How many of the lines below contain "demeurant"? Answer with that number alone.

──────────────────────────────

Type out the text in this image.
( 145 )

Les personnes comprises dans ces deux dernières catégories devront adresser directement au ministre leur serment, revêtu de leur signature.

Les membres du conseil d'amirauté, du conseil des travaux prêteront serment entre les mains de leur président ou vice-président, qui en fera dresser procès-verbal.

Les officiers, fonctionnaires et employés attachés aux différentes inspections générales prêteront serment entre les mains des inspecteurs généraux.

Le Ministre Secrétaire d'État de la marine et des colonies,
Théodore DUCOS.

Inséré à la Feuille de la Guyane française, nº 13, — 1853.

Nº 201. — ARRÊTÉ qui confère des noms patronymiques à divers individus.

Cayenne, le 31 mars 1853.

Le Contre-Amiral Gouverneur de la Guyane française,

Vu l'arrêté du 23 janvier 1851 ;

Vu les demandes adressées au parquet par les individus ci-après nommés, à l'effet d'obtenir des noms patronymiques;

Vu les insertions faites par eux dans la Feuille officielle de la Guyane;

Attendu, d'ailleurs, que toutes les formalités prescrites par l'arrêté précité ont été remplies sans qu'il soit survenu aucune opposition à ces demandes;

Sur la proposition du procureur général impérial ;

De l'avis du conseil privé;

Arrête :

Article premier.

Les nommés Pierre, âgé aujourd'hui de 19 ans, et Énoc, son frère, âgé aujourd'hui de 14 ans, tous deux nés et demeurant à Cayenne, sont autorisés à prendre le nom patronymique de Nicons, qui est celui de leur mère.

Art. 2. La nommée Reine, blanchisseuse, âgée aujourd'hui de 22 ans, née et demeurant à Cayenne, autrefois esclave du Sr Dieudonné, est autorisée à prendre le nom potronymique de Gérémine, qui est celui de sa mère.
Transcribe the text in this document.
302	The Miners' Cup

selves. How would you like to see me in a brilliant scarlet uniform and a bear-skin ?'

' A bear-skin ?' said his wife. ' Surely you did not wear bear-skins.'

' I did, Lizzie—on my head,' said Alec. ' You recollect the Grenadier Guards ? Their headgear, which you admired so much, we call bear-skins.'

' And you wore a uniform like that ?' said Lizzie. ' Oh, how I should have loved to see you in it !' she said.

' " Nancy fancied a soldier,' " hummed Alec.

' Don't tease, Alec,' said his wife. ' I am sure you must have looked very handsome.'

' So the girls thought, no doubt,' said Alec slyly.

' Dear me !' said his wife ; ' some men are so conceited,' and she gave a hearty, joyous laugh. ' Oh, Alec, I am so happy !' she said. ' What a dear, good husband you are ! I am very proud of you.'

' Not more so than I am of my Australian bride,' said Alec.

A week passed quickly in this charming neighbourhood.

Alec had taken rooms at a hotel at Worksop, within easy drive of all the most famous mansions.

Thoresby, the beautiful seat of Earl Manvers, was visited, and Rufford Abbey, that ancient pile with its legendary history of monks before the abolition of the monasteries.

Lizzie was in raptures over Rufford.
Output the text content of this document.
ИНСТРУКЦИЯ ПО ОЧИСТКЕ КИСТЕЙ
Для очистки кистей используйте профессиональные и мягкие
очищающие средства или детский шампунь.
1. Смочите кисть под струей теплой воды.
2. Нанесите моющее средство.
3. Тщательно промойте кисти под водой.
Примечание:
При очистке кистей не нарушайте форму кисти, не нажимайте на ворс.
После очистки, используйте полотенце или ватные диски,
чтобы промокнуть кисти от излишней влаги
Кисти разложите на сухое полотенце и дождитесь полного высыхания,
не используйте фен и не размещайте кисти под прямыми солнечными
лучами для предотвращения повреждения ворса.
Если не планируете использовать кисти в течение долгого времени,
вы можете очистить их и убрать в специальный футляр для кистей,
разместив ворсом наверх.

──────────────────────────────

Solution to the exercise
2